◆ **Goal**:
From the listing that follows, extract every line and set it down unaltered.

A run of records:
■ ■ ■ ■ ■

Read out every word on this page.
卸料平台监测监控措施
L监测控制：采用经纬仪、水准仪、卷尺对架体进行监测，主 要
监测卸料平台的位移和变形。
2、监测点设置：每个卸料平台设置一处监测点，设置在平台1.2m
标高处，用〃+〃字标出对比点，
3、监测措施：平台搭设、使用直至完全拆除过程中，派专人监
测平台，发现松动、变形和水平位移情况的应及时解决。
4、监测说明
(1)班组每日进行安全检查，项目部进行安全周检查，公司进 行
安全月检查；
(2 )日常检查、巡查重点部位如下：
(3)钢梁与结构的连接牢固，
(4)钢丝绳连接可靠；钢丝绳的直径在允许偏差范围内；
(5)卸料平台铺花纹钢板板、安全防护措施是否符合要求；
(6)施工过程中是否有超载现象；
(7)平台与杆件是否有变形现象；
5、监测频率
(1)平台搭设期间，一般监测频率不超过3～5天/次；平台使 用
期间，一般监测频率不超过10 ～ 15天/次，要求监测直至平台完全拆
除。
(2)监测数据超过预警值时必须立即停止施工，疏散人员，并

■ ■ ■ ■ ■

◆ **Written reply**:
Read out every word on this page.
卸料平台监测监控措施
L监测控制：采用经纬仪、水准仪、卷尺对架体进行监测，主 要
监测卸料平台的位移和变形。
2、监测点设置：每个卸料平台设置一处监测点，设置在平台1.2m
标高处，用〃+〃字标出对比点，
3、监测措施：平台搭设、使用直至完全拆除过程中，派专人监
测平台，发现松动、变形和水平位移情况的应及时解决。
4、监测说明
(1)班组每日进行安全检查，项目部进行安全周检查，公司进 行
安全月检查；
(2 )日常检查、巡查重点部位如下：
(3)钢梁与结构的连接牢固，
(4)钢丝绳连接可靠；钢丝绳的直径在允许偏差范围内；
(5)卸料平台铺花纹钢板板、安全防护措施是否符合要求；
(6)施工过程中是否有超载现象；
(7)平台与杆件是否有变形现象；
5、监测频率
(1)平台搭设期间，一般监测频率不超过3～5天/次；平台使 用
期间，一般监测频率不超过10 ～ 15天/次，要求监测直至平台完全拆
除。
(2)监测数据超过预警值时必须立即停止施工，疏散人员，并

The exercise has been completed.